[Records from a data collection]
────

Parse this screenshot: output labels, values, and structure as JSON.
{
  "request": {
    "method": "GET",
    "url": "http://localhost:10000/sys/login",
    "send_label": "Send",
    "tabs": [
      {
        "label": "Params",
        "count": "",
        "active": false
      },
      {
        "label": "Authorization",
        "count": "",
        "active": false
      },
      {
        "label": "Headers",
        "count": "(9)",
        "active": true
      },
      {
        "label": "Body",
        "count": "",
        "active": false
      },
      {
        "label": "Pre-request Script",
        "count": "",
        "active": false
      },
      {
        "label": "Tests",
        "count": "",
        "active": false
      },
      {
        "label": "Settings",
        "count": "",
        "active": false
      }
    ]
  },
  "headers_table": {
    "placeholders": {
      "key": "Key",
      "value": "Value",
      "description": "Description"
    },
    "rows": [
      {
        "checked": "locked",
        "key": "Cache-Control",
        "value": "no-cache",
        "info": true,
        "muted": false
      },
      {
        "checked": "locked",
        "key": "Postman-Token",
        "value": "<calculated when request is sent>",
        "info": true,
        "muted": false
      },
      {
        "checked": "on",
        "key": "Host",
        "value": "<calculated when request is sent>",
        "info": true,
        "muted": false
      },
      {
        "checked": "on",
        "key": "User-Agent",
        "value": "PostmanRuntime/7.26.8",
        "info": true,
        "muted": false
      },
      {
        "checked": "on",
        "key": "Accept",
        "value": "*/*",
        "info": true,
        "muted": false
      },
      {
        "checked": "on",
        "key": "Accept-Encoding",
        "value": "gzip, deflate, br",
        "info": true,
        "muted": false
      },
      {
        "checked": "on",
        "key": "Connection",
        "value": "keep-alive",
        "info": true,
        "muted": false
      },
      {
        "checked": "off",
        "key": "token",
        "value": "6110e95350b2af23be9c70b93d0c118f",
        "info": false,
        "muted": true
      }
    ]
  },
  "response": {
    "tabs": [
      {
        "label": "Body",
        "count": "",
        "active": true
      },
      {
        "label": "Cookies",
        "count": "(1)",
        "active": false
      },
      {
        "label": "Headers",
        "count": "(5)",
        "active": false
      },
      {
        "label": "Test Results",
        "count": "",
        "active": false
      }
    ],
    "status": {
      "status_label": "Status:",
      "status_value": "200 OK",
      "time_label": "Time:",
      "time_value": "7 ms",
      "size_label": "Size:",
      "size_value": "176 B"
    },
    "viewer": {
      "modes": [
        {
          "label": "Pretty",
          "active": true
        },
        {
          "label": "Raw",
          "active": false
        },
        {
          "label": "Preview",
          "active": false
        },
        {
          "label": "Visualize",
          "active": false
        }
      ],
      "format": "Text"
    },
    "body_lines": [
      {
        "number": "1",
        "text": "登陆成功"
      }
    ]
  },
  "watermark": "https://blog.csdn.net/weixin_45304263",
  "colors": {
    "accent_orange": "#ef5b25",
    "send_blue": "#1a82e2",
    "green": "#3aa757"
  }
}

────

» **WRITTEN PROBLEM**
Retype the data exactly as given.

» **ANSWER BELOW**
Parse this screenshot: output labels, values, and structure as JSON.
{
  "request": {
    "method": "GET",
    "url": "http://localhost:10000/sys/login",
    "send_label": "Send",
    "tabs": [
      {
        "label": "Params",
        "count": "",
        "active": false
      },
      {
        "label": "Authorization",
        "count": "",
        "active": false
      },
      {
        "label": "Headers",
        "count": "(9)",
        "active": true
      },
      {
        "label": "Body",
        "count": "",
        "active": false
      },
      {
        "label": "Pre-request Script",
        "count": "",
        "active": false
      },
      {
        "label": "Tests",
        "count": "",
        "active": false
      },
      {
        "label": "Settings",
        "count": "",
        "active": false
      }
    ]
  },
  "headers_table": {
    "placeholders": {
      "key": "Key",
      "value": "Value",
      "description": "Description"
    },
    "rows": [
      {
        "checked": "locked",
        "key": "Cache-Control",
        "value": "no-cache",
        "info": true,
        "muted": false
      },
      {
        "checked": "locked",
        "key": "Postman-Token",
        "value": "<calculated when request is sent>",
        "info": true,
        "muted": false
      },
      {
        "checked": "on",
        "key": "Host",
        "value": "<calculated when request is sent>",
        "info": true,
        "muted": false
      },
      {
        "checked": "on",
        "key": "User-Agent",
        "value": "PostmanRuntime/7.26.8",
        "info": true,
        "muted": false
      },
      {
        "checked": "on",
        "key": "Accept",
        "value": "*/*",
        "info": true,
        "muted": false
      },
      {
        "checked": "on",
        "key": "Accept-Encoding",
        "value": "gzip, deflate, br",
        "info": true,
        "muted": false
      },
      {
        "checked": "on",
        "key": "Connection",
        "value": "keep-alive",
        "info": true,
        "muted": false
      },
      {
        "checked": "off",
        "key": "token",
        "value": "6110e95350b2af23be9c70b93d0c118f",
        "info": false,
        "muted": true
      }
    ]
  },
  "response": {
    "tabs": [
      {
        "label": "Body",
        "count": "",
        "active": true
      },
      {
        "label": "Cookies",
        "count": "(1)",
        "active": false
      },
      {
        "label": "Headers",
        "count": "(5)",
        "active": false
      },
      {
        "label": "Test Results",
        "count": "",
        "active": false
      }
    ],
    "status": {
      "status_label": "Status:",
      "status_value": "200 OK",
      "time_label": "Time:",
      "time_value": "7 ms",
      "size_label": "Size:",
      "size_value": "176 B"
    },
    "viewer": {
      "modes": [
        {
          "label": "Pretty",
          "active": true
        },
        {
          "label": "Raw",
          "active": false
        },
        {
          "label": "Preview",
          "active": false
        },
        {
          "label": "Visualize",
          "active": false
        }
      ],
      "format": "Text"
    },
    "body_lines": [
      {
        "number": "1",
        "text": "登陆成功"
      }
    ]
  },
  "watermark": "https://blog.csdn.net/weixin_45304263",
  "colors": {
    "accent_orange": "#ef5b25",
    "send_blue": "#1a82e2",
    "green": "#3aa757"
  }
}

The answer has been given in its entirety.